WHAT THIS TASK INVOLVES: Using the listing beneath this task, count the lines with the word "Group" and write only the result.

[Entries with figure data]
"""

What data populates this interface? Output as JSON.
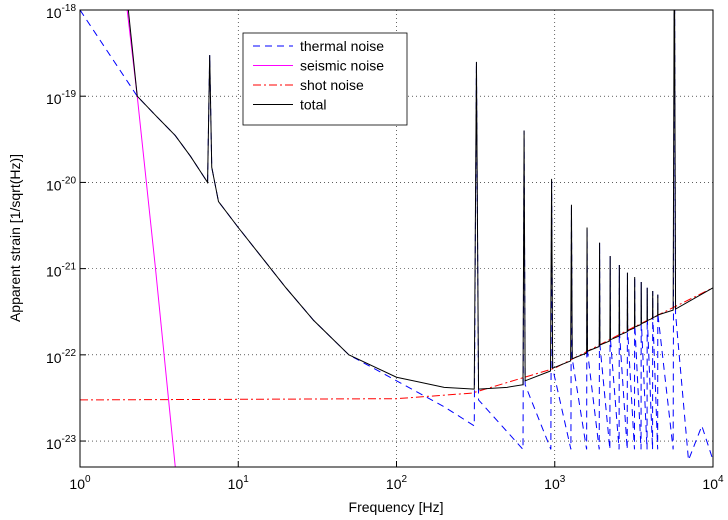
{
  "chart_data": {
    "type": "line",
    "xlabel": "Frequency [Hz]",
    "ylabel": "Apparent strain [1/sqrt(Hz)]",
    "xscale": "log",
    "yscale": "log",
    "grid": true,
    "legend": "upper center",
    "xlim": [
      1,
      10000
    ],
    "ylim": [
      5e-24,
      1e-18
    ],
    "xticks": [
      {
        "value": 1,
        "label": "10",
        "exponent": "0"
      },
      {
        "value": 10,
        "label": "10",
        "exponent": "1"
      },
      {
        "value": 100,
        "label": "10",
        "exponent": "2"
      },
      {
        "value": 1000,
        "label": "10",
        "exponent": "3"
      },
      {
        "value": 10000,
        "label": "10",
        "exponent": "4"
      }
    ],
    "yticks": [
      {
        "value": 1e-23,
        "label": "10",
        "exponent": "-23"
      },
      {
        "value": 1e-22,
        "label": "10",
        "exponent": "-22"
      },
      {
        "value": 1e-21,
        "label": "10",
        "exponent": "-21"
      },
      {
        "value": 1e-20,
        "label": "10",
        "exponent": "-20"
      },
      {
        "value": 1e-19,
        "label": "10",
        "exponent": "-19"
      },
      {
        "value": 1e-18,
        "label": "10",
        "exponent": "-18"
      }
    ],
    "series": [
      {
        "name": "thermal noise",
        "color": "#0000ff",
        "dash": "7,5",
        "x": [
          1,
          2.3,
          3,
          4,
          5,
          6,
          6.4,
          6.6,
          6.8,
          7.5,
          10,
          20,
          30,
          50,
          100,
          200,
          310,
          320,
          330,
          630,
          640,
          650,
          945,
          955,
          970,
          1265,
          1275,
          1290,
          1590,
          1600,
          1610,
          1910,
          1920,
          1930,
          2230,
          2240,
          2250,
          2550,
          2560,
          2570,
          2870,
          2880,
          2890,
          3190,
          3200,
          3210,
          3510,
          3520,
          3530,
          3830,
          3840,
          3850,
          4150,
          4160,
          4170,
          4470,
          4480,
          4490,
          5600,
          5700,
          5800,
          7000,
          8500,
          10000
        ],
        "values": [
          1e-18,
          1e-19,
          6e-20,
          3.5e-20,
          2e-20,
          1.2e-20,
          1e-20,
          3e-19,
          1.5e-20,
          6e-21,
          3e-21,
          6e-22,
          2.5e-22,
          1e-22,
          5e-23,
          2.5e-23,
          1.5e-23,
          2.5e-19,
          3e-23,
          8e-24,
          4e-20,
          4.5e-23,
          8e-24,
          1.1e-20,
          7e-23,
          8e-24,
          5.5e-21,
          9e-23,
          8e-24,
          3e-21,
          1.1e-22,
          8e-24,
          2e-21,
          1.3e-22,
          8e-24,
          1.4e-21,
          1.5e-22,
          8e-24,
          1.1e-21,
          1.7e-22,
          8e-24,
          9e-22,
          1.9e-22,
          8e-24,
          8e-22,
          2.1e-22,
          8e-24,
          7e-22,
          2.3e-22,
          8e-24,
          6e-22,
          2.5e-22,
          8e-24,
          5.5e-22,
          2.7e-22,
          8e-24,
          5e-22,
          2.9e-22,
          8e-24,
          1e-17,
          3e-22,
          6e-24,
          1.5e-23,
          6e-24
        ]
      },
      {
        "name": "seismic noise",
        "color": "#ff00ff",
        "dash": "none",
        "x": [
          1.9,
          2.3,
          3,
          4
        ],
        "values": [
          2e-18,
          1e-19,
          1e-21,
          5e-24
        ]
      },
      {
        "name": "shot noise",
        "color": "#ff0000",
        "dash": "8,3,2,3",
        "x": [
          1,
          100,
          300,
          1000,
          3000,
          10000
        ],
        "values": [
          3e-23,
          3.1e-23,
          3.6e-23,
          7e-23,
          2e-22,
          6e-22
        ]
      },
      {
        "name": "total",
        "color": "#000000",
        "dash": "none",
        "x": [
          2,
          2.3,
          3,
          4,
          5,
          6,
          6.4,
          6.6,
          6.8,
          7.5,
          10,
          20,
          30,
          50,
          100,
          200,
          310,
          320,
          330,
          500,
          630,
          640,
          650,
          940,
          955,
          970,
          1260,
          1275,
          1290,
          1590,
          1600,
          1610,
          1910,
          1920,
          1930,
          2230,
          2240,
          2250,
          2550,
          2560,
          2570,
          2870,
          2880,
          2890,
          3190,
          3200,
          3210,
          3510,
          3520,
          3530,
          3830,
          3840,
          3850,
          4150,
          4160,
          4170,
          4470,
          4480,
          4490,
          5600,
          5700,
          5800,
          10000
        ],
        "values": [
          1.2e-18,
          1e-19,
          6e-20,
          3.5e-20,
          2e-20,
          1.2e-20,
          1e-20,
          3e-19,
          1.5e-20,
          6e-21,
          3e-21,
          6e-22,
          2.5e-22,
          1e-22,
          5.5e-23,
          4.2e-23,
          4e-23,
          2.5e-19,
          4e-23,
          4.2e-23,
          4.5e-23,
          4e-20,
          5e-23,
          6.5e-23,
          1.1e-20,
          7e-23,
          8.5e-23,
          5.5e-21,
          9e-23,
          1.05e-22,
          3e-21,
          1.1e-22,
          1.25e-22,
          2e-21,
          1.3e-22,
          1.45e-22,
          1.4e-21,
          1.5e-22,
          1.65e-22,
          1.1e-21,
          1.7e-22,
          1.85e-22,
          9e-22,
          1.9e-22,
          2.05e-22,
          8e-22,
          2.1e-22,
          2.25e-22,
          7e-22,
          2.3e-22,
          2.45e-22,
          6e-22,
          2.5e-22,
          2.65e-22,
          5.5e-22,
          2.7e-22,
          2.85e-22,
          5e-22,
          2.9e-22,
          3.3e-22,
          1e-17,
          3.4e-22,
          6e-22
        ]
      }
    ]
  }
}
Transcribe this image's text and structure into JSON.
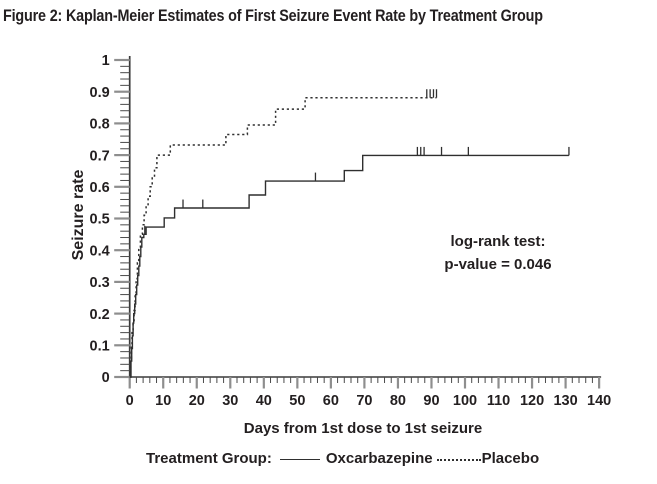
{
  "figure": {
    "title": "Figure 2: Kaplan-Meier Estimates of First Seizure Event Rate by Treatment Group"
  },
  "chart_data": {
    "type": "line",
    "subtype": "kaplan-meier-step",
    "title": "Kaplan-Meier Estimates of First Seizure Event Rate by Treatment Group",
    "xlabel": "Days from 1st dose to 1st seizure",
    "ylabel": "Seizure rate",
    "xlim": [
      0,
      140
    ],
    "ylim": [
      0,
      1
    ],
    "grid": false,
    "legend_label": "Treatment Group:",
    "legend_position": "bottom",
    "annotation": {
      "line1": "log-rank test:",
      "line2": "p-value = 0.046"
    },
    "x_axis": {
      "ticks": [
        {
          "v": 0,
          "t": "0"
        },
        {
          "v": 10,
          "t": "10"
        },
        {
          "v": 20,
          "t": "20"
        },
        {
          "v": 30,
          "t": "30"
        },
        {
          "v": 40,
          "t": "40"
        },
        {
          "v": 50,
          "t": "50"
        },
        {
          "v": 60,
          "t": "60"
        },
        {
          "v": 70,
          "t": "70"
        },
        {
          "v": 80,
          "t": "80"
        },
        {
          "v": 90,
          "t": "90"
        },
        {
          "v": 100,
          "t": "100"
        },
        {
          "v": 110,
          "t": "110"
        },
        {
          "v": 120,
          "t": "120"
        },
        {
          "v": 130,
          "t": "130"
        },
        {
          "v": 140,
          "t": "140"
        }
      ],
      "minor_step": 2
    },
    "y_axis": {
      "ticks": [
        {
          "v": 0,
          "t": "0"
        },
        {
          "v": 0.1,
          "t": "0.1"
        },
        {
          "v": 0.2,
          "t": "0.2"
        },
        {
          "v": 0.3,
          "t": "0.3"
        },
        {
          "v": 0.4,
          "t": "0.4"
        },
        {
          "v": 0.5,
          "t": "0.5"
        },
        {
          "v": 0.6,
          "t": "0.6"
        },
        {
          "v": 0.7,
          "t": "0.7"
        },
        {
          "v": 0.8,
          "t": "0.8"
        },
        {
          "v": 0.9,
          "t": "0.9"
        },
        {
          "v": 1,
          "t": "1"
        }
      ],
      "minor_step": 0.02
    },
    "series": [
      {
        "name": "Oxcarbazepine",
        "style": "solid",
        "points": [
          [
            0,
            0
          ],
          [
            0.4,
            0.05
          ],
          [
            0.6,
            0.09
          ],
          [
            0.8,
            0.13
          ],
          [
            1.0,
            0.17
          ],
          [
            1.2,
            0.2
          ],
          [
            1.5,
            0.23
          ],
          [
            1.8,
            0.26
          ],
          [
            2.1,
            0.29
          ],
          [
            2.4,
            0.32
          ],
          [
            2.7,
            0.35
          ],
          [
            3.0,
            0.38
          ],
          [
            3.3,
            0.41
          ],
          [
            3.6,
            0.44
          ],
          [
            4.2,
            0.45
          ],
          [
            4.9,
            0.473
          ],
          [
            10.3,
            0.502
          ],
          [
            13.4,
            0.533
          ],
          [
            35.6,
            0.574
          ],
          [
            40.5,
            0.618
          ],
          [
            64,
            0.651
          ],
          [
            69.5,
            0.699
          ],
          [
            131,
            0.699
          ]
        ],
        "censor_marks": [
          [
            4.5,
            0.45
          ],
          [
            15.9,
            0.533
          ],
          [
            21.8,
            0.533
          ],
          [
            55.4,
            0.618
          ],
          [
            85.8,
            0.699
          ],
          [
            86.8,
            0.699
          ],
          [
            87.8,
            0.699
          ],
          [
            93,
            0.699
          ],
          [
            101,
            0.699
          ],
          [
            131,
            0.699
          ]
        ]
      },
      {
        "name": "Placebo",
        "style": "dotted",
        "points": [
          [
            0,
            0
          ],
          [
            0.3,
            0.06
          ],
          [
            0.5,
            0.1
          ],
          [
            0.7,
            0.14
          ],
          [
            1.0,
            0.17
          ],
          [
            1.3,
            0.21
          ],
          [
            1.6,
            0.26
          ],
          [
            1.9,
            0.31
          ],
          [
            2.3,
            0.36
          ],
          [
            2.7,
            0.41
          ],
          [
            3.2,
            0.45
          ],
          [
            3.8,
            0.48
          ],
          [
            4.3,
            0.51
          ],
          [
            4.9,
            0.54
          ],
          [
            5.5,
            0.57
          ],
          [
            6.1,
            0.6
          ],
          [
            6.7,
            0.63
          ],
          [
            7.4,
            0.66
          ],
          [
            8.1,
            0.7
          ],
          [
            12.1,
            0.732
          ],
          [
            28.7,
            0.765
          ],
          [
            35.1,
            0.795
          ],
          [
            43.5,
            0.845
          ],
          [
            52.3,
            0.881
          ],
          [
            91.5,
            0.881
          ]
        ],
        "censor_marks": [
          [
            88.6,
            0.881
          ],
          [
            89.6,
            0.881
          ],
          [
            90.6,
            0.881
          ],
          [
            91.5,
            0.881
          ]
        ]
      }
    ],
    "colors": {
      "line": "#2f2f2f",
      "axis": "#3a3a3a",
      "tick_major": "#8e8e8e",
      "tick_minor": "#4a4a4a",
      "text": "#231f20",
      "background": "#ffffff"
    }
  }
}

"""

THE ANSWER: 3